WHAT YOU WILL DO =>
1 > In the coin-amount tutorial, how long does the pytesseract method take for a single read during learning?
2 > Retype the stretch of the records from their start through the line that contains "data-point [589,149,592,152]", keeping every character unchanged.

TEXT =>
--- begin ---
Getting coins amount with Custom Template
This article, completely original, is copyrighted by its author, me. Please do not reproduce it.
本文为原创作品,作者 Kolyn090 拥有其著作权,受法律保护。严禁复制、转载、仿冒或以任何形式使用。
Category: Tutorial
Platform: Windows
Prerequisite: Basic Python, read this article
Recap
Last time we attempted the problem of reading coins amount using pytesseract
. It works but it can take over a second to complete for one read during learning, which is slow. That is why today I will introduce to you another way that is way faster (and more accurate) - Template Matching.
Template Matching
To perform template matching, you will need about the most (if not all) critical examples. Notice that here we know our digits always have the same typeface and the same font. In our case, assuming your emulator window size is always the same, they are:
Notice that this is not an exhaustive list. That is because in the game’s font, some digits will sometimes ‘stick’ to other digits. E.g.
Sometimes a digit can be read in different forms depending on their current positions. E.g.
It’s hard to see the difference but if you zoom in you will see it.
--- end ---
DATA RECORDS =>
--- begin ---
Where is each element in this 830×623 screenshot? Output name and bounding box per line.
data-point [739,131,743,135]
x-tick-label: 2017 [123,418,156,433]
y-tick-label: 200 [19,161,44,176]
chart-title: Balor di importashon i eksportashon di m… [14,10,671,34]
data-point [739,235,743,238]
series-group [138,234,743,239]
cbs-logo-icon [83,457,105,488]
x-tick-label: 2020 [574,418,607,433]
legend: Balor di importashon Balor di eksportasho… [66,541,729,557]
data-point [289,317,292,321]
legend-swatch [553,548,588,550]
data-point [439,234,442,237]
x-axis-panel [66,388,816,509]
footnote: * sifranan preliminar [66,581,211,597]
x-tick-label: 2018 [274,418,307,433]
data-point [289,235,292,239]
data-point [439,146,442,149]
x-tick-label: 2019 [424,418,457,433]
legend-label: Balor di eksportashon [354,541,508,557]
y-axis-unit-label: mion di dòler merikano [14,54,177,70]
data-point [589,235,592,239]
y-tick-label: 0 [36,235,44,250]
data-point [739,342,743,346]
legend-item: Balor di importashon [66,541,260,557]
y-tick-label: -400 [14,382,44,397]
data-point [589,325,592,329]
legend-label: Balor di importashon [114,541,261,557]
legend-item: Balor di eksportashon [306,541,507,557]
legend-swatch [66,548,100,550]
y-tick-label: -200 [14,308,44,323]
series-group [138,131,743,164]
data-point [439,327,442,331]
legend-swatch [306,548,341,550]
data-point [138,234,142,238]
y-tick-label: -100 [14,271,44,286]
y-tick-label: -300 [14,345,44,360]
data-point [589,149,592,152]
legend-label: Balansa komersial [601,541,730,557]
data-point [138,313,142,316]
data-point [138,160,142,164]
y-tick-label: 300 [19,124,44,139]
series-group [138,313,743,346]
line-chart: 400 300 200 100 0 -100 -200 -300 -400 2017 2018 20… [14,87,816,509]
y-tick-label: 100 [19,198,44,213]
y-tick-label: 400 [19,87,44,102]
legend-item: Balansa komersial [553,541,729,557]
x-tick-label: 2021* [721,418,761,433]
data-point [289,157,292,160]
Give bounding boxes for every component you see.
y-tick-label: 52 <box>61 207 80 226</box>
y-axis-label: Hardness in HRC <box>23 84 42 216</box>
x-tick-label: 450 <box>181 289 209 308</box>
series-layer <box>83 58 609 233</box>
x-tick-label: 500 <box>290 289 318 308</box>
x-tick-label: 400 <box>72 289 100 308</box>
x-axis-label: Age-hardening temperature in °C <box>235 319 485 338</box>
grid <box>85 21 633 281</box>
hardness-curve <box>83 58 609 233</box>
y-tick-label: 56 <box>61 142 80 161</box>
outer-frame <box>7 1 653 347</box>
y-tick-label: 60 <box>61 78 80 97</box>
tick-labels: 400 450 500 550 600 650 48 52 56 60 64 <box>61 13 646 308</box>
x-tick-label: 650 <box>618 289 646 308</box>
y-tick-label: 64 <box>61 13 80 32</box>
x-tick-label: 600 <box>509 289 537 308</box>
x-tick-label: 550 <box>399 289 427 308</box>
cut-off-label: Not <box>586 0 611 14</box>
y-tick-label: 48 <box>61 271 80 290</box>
--- end ---
THE RESULTS =>
1 > It can take over a second per read.

2 >
Where is each element in this 830×623 screenshot? Output name and bounding box per line.
data-point [739,131,743,135]
x-tick-label: 2017 [123,418,156,433]
y-tick-label: 200 [19,161,44,176]
chart-title: Balor di importashon i eksportashon di m… [14,10,671,34]
data-point [739,235,743,238]
series-group [138,234,743,239]
cbs-logo-icon [83,457,105,488]
x-tick-label: 2020 [574,418,607,433]
legend: Balor di importashon Balor di eksportasho… [66,541,729,557]
data-point [289,317,292,321]
legend-swatch [553,548,588,550]
data-point [439,234,442,237]
x-axis-panel [66,388,816,509]
footnote: * sifranan preliminar [66,581,211,597]
x-tick-label: 2018 [274,418,307,433]
data-point [289,235,292,239]
data-point [439,146,442,149]
x-tick-label: 2019 [424,418,457,433]
legend-label: Balor di eksportashon [354,541,508,557]
y-axis-unit-label: mion di dòler merikano [14,54,177,70]
data-point [589,235,592,239]
y-tick-label: 0 [36,235,44,250]
data-point [739,342,743,346]
legend-item: Balor di importashon [66,541,260,557]
y-tick-label: -400 [14,382,44,397]
data-point [589,325,592,329]
legend-label: Balor di importashon [114,541,261,557]
legend-item: Balor di eksportashon [306,541,507,557]
legend-swatch [66,548,100,550]
y-tick-label: -200 [14,308,44,323]
series-group [138,131,743,164]
data-point [439,327,442,331]
legend-swatch [306,548,341,550]
data-point [138,234,142,238]
y-tick-label: -100 [14,271,44,286]
y-tick-label: -300 [14,345,44,360]
data-point [589,149,592,152]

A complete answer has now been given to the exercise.